* **Description of the task**
Select the lines of the records containing the word "label" and list them.

* **Records shown**
_ _ _ _ _ _ _

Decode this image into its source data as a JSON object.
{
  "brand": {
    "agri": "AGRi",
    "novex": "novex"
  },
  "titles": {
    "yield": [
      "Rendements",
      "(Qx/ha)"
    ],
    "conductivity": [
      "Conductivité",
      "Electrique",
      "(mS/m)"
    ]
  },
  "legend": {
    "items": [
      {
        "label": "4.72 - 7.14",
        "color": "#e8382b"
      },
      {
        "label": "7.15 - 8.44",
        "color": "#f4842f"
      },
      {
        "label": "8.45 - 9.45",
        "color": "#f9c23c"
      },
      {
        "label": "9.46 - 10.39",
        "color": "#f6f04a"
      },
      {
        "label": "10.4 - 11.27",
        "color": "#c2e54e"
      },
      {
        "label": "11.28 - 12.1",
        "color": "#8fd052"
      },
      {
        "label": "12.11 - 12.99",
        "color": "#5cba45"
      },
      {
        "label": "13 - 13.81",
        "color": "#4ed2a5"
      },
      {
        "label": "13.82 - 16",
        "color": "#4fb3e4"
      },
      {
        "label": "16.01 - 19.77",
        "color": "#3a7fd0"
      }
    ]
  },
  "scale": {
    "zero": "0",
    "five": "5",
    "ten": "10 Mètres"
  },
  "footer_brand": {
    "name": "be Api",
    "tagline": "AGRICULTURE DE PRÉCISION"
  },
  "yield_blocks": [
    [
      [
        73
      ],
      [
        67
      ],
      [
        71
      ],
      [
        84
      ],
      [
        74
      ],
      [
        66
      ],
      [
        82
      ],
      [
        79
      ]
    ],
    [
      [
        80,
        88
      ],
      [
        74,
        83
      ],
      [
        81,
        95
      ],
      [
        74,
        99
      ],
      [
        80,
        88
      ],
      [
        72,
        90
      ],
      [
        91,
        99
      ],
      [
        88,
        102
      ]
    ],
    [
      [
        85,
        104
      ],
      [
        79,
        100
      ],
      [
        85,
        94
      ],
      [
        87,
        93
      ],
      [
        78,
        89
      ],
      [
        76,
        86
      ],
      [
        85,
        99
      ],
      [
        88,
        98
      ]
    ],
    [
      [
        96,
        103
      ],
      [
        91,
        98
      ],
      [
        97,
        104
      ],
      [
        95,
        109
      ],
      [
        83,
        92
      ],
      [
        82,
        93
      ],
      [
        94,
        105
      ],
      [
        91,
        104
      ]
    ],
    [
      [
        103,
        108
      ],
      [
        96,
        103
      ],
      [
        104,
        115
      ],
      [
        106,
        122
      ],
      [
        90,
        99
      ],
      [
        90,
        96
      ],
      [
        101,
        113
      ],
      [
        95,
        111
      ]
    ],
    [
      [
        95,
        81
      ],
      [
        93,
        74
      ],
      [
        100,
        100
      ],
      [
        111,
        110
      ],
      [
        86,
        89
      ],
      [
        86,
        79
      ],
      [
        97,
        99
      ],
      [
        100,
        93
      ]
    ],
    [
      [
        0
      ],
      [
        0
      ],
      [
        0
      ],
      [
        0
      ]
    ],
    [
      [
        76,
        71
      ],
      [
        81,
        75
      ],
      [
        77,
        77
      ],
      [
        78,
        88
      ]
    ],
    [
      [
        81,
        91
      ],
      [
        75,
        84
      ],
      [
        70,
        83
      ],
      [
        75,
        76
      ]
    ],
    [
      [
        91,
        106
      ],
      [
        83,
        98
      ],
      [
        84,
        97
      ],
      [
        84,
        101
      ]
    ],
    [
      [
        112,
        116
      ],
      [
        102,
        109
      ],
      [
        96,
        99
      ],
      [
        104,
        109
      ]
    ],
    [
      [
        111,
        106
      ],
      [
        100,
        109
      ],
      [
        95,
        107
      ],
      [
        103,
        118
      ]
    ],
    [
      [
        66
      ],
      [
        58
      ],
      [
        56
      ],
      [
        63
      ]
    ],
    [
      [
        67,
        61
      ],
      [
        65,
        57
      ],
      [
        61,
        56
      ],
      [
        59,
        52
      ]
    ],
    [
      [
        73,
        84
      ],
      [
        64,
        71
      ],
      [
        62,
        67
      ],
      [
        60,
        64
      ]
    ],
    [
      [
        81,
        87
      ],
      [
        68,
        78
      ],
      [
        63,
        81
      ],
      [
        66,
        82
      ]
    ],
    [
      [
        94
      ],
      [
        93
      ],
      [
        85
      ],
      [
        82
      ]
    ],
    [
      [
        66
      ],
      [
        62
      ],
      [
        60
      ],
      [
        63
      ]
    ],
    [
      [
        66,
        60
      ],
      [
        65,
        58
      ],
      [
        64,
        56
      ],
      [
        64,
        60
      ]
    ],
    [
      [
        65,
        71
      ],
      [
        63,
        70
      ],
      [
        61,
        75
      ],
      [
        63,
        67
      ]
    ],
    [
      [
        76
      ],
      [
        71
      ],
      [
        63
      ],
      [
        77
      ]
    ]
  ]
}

_ _ _ _ _ _ _

* **Task result**
        "label": "4.72 - 7.14",
        "label": "7.15 - 8.44",
        "label": "8.45 - 9.45",
        "label": "9.46 - 10.39",
        "label": "10.4 - 11.27",
        "label": "11.28 - 12.1",
        "label": "12.11 - 12.99",
        "label": "13 - 13.81",
        "label": "13.82 - 16",
        "label": "16.01 - 19.77",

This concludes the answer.